(Records from a collection)
────────────────────

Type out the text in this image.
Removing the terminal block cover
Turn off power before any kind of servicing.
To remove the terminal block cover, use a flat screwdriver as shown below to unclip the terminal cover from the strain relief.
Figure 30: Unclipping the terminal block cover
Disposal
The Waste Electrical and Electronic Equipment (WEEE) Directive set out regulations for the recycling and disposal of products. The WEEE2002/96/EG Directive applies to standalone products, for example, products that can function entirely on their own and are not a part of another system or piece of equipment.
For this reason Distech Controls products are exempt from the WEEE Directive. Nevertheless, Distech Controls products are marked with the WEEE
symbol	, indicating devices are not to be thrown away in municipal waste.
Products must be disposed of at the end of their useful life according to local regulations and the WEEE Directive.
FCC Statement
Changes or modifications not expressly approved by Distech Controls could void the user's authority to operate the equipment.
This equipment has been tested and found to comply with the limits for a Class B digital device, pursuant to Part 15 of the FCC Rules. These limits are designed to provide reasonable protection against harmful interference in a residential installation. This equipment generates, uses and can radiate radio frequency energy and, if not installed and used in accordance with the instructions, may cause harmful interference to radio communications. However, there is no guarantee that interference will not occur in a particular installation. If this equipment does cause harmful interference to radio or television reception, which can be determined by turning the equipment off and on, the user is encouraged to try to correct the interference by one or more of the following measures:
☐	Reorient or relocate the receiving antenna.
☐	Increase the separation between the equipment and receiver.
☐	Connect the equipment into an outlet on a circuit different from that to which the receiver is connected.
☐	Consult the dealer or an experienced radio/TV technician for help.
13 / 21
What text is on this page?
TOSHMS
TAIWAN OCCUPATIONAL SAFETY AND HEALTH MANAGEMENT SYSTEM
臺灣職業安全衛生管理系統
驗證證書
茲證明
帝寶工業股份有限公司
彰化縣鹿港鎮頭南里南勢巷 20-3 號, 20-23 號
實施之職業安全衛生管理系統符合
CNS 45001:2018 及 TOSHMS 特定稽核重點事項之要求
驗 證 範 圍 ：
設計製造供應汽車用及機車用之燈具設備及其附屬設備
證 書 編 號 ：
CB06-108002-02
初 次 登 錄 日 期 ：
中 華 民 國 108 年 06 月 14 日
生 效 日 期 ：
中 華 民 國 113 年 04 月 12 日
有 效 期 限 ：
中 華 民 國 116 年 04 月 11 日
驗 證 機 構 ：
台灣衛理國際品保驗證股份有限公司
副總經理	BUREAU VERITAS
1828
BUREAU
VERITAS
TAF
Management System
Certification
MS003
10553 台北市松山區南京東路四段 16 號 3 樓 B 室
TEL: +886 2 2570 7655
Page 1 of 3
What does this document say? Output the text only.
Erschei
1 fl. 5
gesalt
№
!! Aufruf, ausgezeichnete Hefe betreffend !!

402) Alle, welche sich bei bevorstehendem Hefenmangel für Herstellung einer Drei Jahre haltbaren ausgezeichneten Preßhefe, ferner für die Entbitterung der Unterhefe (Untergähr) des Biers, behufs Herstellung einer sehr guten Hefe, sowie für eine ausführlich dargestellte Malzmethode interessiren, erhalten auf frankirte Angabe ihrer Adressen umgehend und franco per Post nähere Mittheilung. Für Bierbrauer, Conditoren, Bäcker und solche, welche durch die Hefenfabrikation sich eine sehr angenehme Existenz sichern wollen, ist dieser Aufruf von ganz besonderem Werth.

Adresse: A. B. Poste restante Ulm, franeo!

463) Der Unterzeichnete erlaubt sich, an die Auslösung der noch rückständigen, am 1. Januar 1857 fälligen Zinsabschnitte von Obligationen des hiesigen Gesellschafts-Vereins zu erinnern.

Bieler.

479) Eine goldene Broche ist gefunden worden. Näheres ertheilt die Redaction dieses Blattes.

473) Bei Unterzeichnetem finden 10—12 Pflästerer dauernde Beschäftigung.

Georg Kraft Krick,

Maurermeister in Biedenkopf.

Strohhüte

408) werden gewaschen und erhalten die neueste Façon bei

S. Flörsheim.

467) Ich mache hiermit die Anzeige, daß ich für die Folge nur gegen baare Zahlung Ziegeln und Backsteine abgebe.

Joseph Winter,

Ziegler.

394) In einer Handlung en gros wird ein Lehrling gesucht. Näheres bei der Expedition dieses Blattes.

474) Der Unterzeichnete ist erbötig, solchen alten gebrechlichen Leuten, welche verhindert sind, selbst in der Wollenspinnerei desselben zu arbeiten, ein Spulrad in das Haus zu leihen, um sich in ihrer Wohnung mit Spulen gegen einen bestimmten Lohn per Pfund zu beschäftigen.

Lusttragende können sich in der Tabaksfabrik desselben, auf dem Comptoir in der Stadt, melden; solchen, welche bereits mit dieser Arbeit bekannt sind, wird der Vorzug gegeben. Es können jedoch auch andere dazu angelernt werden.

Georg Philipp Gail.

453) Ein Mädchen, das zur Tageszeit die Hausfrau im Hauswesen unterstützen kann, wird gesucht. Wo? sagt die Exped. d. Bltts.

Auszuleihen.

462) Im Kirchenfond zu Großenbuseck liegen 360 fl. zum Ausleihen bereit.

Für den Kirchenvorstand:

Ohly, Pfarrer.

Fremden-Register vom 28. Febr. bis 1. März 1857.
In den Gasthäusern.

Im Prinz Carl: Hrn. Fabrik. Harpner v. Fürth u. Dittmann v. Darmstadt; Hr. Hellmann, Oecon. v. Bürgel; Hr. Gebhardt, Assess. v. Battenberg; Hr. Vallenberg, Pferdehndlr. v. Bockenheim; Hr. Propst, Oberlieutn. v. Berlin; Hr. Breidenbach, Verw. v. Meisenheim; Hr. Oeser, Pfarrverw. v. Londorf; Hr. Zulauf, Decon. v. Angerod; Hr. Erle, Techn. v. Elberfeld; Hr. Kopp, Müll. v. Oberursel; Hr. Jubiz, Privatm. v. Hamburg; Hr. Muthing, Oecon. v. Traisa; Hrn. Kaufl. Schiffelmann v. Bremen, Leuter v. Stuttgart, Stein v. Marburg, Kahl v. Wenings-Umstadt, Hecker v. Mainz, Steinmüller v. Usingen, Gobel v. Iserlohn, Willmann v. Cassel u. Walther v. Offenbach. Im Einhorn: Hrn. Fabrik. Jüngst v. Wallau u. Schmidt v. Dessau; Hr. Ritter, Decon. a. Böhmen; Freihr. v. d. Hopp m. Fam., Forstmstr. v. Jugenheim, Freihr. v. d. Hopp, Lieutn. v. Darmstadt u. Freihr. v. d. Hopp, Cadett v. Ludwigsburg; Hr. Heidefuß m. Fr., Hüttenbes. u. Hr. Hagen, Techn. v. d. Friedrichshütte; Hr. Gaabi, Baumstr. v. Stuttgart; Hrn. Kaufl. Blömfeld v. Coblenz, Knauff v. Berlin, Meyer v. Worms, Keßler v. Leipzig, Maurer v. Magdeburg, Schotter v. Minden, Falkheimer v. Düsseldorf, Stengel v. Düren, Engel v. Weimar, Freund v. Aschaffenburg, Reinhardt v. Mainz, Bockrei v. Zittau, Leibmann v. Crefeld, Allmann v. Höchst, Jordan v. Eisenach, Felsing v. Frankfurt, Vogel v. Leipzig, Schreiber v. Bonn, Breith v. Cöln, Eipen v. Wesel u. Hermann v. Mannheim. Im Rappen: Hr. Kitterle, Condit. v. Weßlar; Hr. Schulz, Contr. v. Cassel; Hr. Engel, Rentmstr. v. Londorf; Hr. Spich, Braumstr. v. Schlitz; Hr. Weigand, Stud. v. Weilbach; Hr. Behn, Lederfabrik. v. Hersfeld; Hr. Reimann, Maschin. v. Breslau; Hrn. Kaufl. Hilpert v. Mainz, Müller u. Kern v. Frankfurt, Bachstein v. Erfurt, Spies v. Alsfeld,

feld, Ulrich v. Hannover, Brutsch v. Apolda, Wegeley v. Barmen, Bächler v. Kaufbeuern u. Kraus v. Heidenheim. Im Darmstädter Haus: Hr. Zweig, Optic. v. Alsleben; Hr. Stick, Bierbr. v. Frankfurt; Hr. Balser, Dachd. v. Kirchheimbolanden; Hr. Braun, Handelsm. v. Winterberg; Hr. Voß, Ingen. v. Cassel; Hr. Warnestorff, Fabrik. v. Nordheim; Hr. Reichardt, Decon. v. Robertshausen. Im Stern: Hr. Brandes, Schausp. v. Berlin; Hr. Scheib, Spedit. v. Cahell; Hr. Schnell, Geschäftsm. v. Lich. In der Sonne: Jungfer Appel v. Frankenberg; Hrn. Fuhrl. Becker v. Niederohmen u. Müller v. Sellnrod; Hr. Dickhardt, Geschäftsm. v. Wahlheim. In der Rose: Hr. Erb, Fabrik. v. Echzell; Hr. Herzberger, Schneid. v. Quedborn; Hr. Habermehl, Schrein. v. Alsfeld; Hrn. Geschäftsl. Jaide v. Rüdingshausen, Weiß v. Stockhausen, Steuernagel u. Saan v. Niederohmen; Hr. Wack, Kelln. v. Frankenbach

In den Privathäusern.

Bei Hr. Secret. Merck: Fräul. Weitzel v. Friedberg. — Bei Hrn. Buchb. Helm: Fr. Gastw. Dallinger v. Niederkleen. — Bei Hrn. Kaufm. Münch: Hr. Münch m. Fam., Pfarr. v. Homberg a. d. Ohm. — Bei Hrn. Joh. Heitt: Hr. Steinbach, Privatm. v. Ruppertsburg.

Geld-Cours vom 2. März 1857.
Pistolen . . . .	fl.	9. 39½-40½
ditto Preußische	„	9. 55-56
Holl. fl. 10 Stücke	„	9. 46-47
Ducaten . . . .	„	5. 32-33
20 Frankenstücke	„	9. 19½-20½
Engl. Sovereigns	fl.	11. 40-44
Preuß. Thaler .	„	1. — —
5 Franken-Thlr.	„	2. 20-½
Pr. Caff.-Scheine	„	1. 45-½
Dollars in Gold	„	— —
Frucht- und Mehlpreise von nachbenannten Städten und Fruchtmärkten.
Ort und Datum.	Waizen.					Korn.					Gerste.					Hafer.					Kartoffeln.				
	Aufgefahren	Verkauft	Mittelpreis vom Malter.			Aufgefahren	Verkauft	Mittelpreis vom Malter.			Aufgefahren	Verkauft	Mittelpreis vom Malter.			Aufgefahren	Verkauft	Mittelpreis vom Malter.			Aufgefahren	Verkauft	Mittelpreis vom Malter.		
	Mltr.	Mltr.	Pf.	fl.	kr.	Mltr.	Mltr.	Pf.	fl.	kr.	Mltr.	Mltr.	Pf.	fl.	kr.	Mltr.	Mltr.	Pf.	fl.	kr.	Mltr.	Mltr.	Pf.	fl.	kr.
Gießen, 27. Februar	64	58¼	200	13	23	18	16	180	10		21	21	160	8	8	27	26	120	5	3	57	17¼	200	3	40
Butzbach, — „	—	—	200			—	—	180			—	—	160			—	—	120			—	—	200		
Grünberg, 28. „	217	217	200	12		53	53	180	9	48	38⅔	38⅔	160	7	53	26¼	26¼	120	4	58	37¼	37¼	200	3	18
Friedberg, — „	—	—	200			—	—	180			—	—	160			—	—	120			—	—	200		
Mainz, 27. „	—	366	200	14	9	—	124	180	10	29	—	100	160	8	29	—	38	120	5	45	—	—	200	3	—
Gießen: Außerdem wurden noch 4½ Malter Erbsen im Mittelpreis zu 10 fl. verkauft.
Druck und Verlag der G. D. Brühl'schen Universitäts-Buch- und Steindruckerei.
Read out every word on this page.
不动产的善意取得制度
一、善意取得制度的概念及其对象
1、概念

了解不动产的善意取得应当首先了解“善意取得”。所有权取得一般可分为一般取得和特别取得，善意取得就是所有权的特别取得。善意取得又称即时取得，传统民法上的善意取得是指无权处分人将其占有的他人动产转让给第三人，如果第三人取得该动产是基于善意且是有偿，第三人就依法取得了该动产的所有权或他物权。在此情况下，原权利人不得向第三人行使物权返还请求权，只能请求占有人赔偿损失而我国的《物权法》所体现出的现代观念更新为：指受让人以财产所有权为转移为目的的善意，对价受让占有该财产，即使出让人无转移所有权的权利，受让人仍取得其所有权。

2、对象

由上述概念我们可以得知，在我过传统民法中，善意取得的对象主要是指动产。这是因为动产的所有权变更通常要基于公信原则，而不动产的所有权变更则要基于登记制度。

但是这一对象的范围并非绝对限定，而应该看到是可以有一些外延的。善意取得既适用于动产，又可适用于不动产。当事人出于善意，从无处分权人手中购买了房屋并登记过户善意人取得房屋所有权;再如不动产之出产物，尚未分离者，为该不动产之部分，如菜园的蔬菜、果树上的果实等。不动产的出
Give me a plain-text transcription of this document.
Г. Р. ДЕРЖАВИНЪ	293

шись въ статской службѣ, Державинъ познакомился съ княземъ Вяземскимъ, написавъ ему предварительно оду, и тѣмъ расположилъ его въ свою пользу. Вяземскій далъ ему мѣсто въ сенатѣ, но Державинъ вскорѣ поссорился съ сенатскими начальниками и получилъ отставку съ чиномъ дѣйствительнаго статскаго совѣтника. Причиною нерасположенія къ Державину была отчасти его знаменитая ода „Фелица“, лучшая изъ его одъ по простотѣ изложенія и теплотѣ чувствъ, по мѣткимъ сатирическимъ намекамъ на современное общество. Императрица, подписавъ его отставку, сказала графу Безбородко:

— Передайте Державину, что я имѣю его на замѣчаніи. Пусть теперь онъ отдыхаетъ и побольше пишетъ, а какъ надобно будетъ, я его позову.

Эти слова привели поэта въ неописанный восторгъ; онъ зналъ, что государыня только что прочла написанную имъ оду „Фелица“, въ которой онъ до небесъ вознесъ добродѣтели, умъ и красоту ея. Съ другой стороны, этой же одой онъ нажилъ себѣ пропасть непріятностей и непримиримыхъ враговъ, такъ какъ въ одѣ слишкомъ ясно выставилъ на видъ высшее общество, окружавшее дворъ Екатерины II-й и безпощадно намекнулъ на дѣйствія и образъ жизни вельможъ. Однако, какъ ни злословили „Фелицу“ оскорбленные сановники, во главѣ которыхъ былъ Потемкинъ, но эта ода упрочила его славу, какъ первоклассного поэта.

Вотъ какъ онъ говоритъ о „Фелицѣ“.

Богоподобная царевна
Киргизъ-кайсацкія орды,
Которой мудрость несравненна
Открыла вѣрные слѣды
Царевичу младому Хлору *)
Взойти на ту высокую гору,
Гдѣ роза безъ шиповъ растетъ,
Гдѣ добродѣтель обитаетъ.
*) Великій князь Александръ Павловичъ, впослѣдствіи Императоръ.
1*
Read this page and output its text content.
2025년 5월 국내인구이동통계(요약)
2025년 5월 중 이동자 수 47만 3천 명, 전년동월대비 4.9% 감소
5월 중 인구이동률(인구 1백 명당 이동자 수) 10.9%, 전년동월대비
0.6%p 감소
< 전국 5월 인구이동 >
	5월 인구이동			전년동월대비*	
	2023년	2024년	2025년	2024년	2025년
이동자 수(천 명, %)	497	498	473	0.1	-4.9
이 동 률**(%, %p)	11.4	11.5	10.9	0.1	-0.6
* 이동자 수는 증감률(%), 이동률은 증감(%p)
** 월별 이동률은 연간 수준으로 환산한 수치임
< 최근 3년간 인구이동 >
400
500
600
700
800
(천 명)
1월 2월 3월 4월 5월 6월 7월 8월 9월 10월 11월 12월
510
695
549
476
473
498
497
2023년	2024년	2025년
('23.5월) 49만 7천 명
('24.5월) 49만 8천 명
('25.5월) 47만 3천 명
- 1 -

────────────────────

→ **Task instructions**: Scan the material above. Return every line containing the string "März".

→ **Task solution**:
Fremden-Register vom 28. Febr. bis 1. März 1857.
Geld-Cours vom 2. März 1857.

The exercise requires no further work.